__Directions__.
Look through the data below. Collect every line where the word "color" occurs.
==*==
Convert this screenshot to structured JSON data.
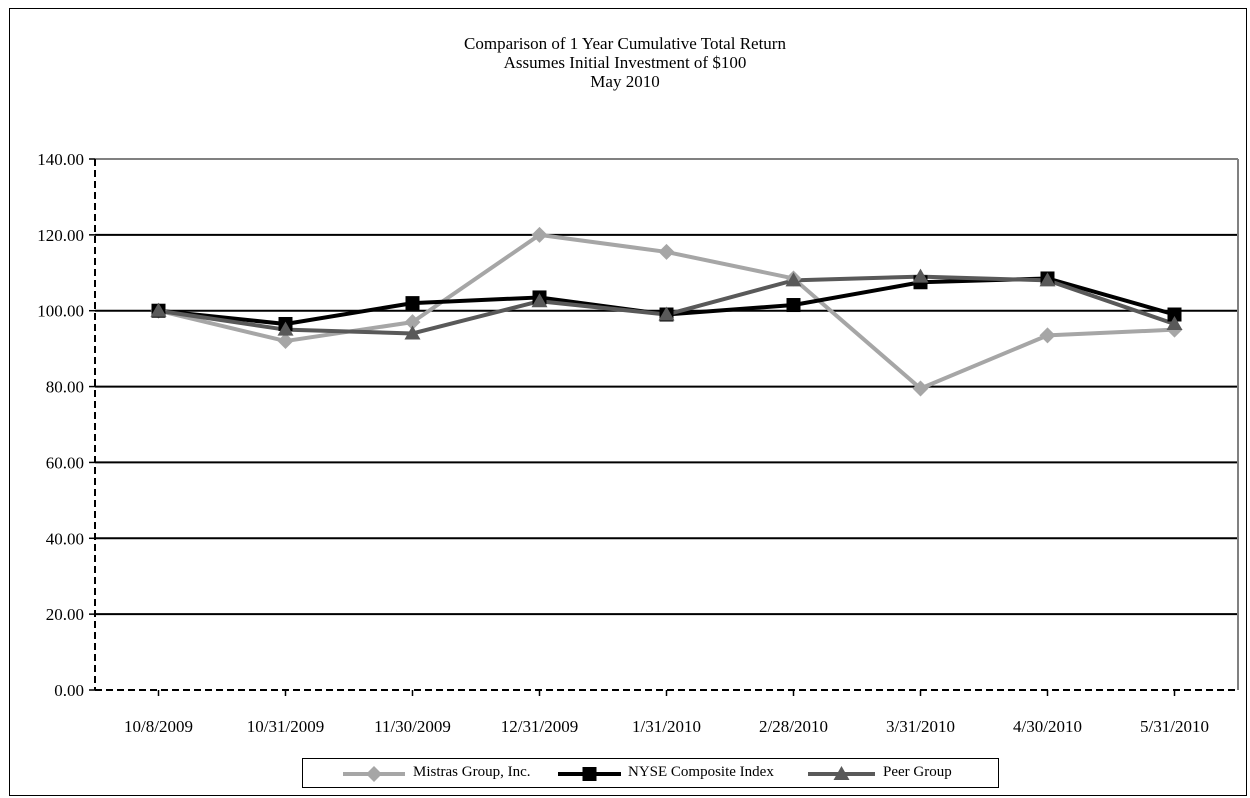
{
  "chart_data": {
    "type": "line",
    "title_lines": [
      "Comparison of 1 Year Cumulative Total Return",
      "Assumes Initial Investment of $100",
      "May 2010"
    ],
    "categories": [
      "10/8/2009",
      "10/31/2009",
      "11/30/2009",
      "12/31/2009",
      "1/31/2010",
      "2/28/2010",
      "3/31/2010",
      "4/30/2010",
      "5/31/2010"
    ],
    "yticks": [
      "0.00",
      "20.00",
      "40.00",
      "60.00",
      "80.00",
      "100.00",
      "120.00",
      "140.00"
    ],
    "ylim": [
      0,
      140
    ],
    "grid": true,
    "legend_position": "bottom",
    "series": [
      {
        "name": "Mistras Group, Inc.",
        "values": [
          100.0,
          92.0,
          97.0,
          120.0,
          115.5,
          108.5,
          79.5,
          93.5,
          95.0
        ],
        "color": "#a6a6a6",
        "marker": "diamond"
      },
      {
        "name": "NYSE Composite Index",
        "values": [
          100.0,
          96.5,
          102.0,
          103.5,
          99.0,
          101.5,
          107.5,
          108.5,
          99.0
        ],
        "color": "#000000",
        "marker": "square"
      },
      {
        "name": "Peer Group",
        "values": [
          100.0,
          95.0,
          94.0,
          102.5,
          99.0,
          108.0,
          109.0,
          108.0,
          96.5
        ],
        "color": "#595959",
        "marker": "triangle"
      }
    ]
  }
}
==*==
__Correct response__.
        "color": "#a6a6a6",
        "color": "#000000",
        "color": "#595959",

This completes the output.